— start Excerpted records —

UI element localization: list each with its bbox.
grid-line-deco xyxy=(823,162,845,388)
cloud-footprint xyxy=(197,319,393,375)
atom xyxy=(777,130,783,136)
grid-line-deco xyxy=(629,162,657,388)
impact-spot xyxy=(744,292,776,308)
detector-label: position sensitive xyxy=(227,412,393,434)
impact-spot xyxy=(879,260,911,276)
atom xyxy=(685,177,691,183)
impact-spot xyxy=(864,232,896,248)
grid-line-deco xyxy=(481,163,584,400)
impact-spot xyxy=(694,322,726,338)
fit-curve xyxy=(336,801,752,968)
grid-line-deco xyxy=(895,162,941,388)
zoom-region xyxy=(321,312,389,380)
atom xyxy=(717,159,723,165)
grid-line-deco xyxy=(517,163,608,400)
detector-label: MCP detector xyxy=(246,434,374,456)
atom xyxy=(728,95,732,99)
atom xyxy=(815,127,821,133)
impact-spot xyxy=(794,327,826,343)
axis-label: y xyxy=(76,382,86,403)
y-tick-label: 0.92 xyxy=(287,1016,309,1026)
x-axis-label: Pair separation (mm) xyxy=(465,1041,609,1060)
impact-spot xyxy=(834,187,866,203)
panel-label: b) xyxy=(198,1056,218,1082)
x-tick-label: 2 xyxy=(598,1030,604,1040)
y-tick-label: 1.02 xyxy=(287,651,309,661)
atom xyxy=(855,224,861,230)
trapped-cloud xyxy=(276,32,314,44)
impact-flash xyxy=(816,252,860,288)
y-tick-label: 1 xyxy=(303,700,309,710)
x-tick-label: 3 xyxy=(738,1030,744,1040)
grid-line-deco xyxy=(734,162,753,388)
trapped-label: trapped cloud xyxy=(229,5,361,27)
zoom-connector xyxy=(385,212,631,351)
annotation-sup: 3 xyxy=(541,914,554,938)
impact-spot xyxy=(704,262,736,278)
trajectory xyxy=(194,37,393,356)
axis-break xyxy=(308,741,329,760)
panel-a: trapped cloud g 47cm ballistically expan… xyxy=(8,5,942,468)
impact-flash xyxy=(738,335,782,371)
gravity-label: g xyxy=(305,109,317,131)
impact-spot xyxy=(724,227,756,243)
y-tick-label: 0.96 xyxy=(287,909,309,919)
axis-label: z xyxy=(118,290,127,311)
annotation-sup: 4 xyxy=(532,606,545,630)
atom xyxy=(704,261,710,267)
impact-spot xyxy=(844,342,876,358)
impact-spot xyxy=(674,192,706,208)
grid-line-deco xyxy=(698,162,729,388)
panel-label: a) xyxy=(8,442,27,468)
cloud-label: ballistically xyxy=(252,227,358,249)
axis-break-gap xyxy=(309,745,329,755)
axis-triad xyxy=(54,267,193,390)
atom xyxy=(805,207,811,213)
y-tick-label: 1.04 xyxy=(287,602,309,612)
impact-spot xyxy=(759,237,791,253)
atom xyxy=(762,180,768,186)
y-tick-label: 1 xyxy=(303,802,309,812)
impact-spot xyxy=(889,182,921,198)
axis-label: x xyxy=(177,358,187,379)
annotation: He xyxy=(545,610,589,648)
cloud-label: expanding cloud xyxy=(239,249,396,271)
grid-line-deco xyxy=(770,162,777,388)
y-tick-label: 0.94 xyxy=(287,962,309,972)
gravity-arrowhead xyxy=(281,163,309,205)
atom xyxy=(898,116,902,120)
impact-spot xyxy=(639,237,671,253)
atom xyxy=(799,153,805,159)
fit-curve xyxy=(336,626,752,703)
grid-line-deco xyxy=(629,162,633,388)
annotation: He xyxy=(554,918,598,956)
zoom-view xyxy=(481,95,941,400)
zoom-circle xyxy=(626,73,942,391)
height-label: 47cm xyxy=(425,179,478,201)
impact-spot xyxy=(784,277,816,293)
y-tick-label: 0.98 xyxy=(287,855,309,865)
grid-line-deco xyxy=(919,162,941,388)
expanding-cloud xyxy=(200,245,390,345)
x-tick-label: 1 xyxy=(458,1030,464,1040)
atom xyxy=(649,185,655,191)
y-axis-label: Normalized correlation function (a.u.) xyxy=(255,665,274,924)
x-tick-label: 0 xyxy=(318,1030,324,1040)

— end Excerpted records —

- **Exercise instructions**
Reproduce the items verbatim, from the first one through the line that contains "impact-spot xyxy=(744,292,776,308)", including that line.

- **Exercise response**
UI element localization: list each with its bbox.
grid-line-deco xyxy=(823,162,845,388)
cloud-footprint xyxy=(197,319,393,375)
atom xyxy=(777,130,783,136)
grid-line-deco xyxy=(629,162,657,388)
impact-spot xyxy=(744,292,776,308)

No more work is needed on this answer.